[Structured figure records]

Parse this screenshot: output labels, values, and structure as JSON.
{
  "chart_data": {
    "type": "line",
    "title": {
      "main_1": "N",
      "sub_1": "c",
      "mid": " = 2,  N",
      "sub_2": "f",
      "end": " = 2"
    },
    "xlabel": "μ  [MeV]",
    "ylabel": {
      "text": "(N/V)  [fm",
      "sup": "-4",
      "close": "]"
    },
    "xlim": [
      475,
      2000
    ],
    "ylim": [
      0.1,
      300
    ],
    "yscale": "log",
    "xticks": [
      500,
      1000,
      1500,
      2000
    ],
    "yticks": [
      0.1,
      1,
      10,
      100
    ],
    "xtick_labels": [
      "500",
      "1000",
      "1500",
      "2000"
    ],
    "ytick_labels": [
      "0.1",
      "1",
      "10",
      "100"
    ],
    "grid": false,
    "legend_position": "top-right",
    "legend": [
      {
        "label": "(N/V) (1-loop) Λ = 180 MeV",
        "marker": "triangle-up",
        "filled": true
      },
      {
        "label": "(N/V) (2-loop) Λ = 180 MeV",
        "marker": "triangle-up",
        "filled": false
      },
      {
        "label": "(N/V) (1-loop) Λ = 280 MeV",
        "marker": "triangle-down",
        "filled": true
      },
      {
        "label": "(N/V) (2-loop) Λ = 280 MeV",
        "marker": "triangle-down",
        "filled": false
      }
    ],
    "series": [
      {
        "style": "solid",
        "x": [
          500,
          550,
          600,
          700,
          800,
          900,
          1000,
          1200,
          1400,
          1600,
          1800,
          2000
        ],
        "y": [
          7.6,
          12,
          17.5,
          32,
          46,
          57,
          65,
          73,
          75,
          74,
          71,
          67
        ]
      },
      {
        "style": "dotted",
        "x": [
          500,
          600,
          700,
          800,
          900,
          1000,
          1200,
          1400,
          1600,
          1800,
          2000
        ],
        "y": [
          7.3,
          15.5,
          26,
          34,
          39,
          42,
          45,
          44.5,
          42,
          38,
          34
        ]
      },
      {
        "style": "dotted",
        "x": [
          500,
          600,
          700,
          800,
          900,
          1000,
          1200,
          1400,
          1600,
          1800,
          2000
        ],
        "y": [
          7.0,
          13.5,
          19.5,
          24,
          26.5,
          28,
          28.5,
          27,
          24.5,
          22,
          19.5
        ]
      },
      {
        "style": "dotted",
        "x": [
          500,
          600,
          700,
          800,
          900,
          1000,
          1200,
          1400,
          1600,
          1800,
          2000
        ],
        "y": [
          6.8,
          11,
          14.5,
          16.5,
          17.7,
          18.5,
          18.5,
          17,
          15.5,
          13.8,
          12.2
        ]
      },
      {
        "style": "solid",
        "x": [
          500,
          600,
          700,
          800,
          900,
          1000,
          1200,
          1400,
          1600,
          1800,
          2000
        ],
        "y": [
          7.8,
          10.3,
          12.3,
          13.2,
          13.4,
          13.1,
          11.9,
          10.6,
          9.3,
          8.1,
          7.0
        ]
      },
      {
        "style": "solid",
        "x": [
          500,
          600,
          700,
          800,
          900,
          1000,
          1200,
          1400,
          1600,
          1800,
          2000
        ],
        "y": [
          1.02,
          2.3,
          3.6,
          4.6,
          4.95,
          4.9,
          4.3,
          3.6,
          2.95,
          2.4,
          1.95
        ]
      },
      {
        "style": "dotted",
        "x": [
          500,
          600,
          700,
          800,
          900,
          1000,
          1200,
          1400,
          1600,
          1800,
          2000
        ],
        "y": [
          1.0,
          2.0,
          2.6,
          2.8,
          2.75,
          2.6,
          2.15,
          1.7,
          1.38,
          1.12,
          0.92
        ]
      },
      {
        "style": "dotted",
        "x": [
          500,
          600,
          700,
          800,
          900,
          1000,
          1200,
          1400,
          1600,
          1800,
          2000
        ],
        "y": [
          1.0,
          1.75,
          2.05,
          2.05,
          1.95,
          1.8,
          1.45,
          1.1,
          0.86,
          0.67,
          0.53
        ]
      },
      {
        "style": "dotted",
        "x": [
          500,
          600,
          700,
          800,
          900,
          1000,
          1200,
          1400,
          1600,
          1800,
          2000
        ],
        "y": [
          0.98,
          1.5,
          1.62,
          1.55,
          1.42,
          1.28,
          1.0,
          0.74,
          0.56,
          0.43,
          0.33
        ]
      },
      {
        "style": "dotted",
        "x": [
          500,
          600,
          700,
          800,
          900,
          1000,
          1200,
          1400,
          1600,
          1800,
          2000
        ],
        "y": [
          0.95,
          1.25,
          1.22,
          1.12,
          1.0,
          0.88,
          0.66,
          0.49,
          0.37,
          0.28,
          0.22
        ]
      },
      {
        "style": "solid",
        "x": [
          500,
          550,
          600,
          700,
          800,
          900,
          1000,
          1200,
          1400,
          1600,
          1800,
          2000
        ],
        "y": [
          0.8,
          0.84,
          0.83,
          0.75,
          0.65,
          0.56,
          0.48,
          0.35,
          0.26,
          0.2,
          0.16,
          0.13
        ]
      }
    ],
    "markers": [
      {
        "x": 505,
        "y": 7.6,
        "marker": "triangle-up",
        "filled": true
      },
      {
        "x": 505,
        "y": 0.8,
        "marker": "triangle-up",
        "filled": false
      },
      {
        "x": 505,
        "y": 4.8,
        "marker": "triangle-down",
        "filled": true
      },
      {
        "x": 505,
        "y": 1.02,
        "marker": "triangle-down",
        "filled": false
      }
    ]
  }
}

◆ Work instructions ◆
Pick out all lines from the data above in which the word "loop" appears.

◆ The reply ◆
        "label": "(N/V) (1-loop) Λ = 180 MeV",
        "label": "(N/V) (2-loop) Λ = 180 MeV",
        "label": "(N/V) (1-loop) Λ = 280 MeV",
        "label": "(N/V) (2-loop) Λ = 280 MeV",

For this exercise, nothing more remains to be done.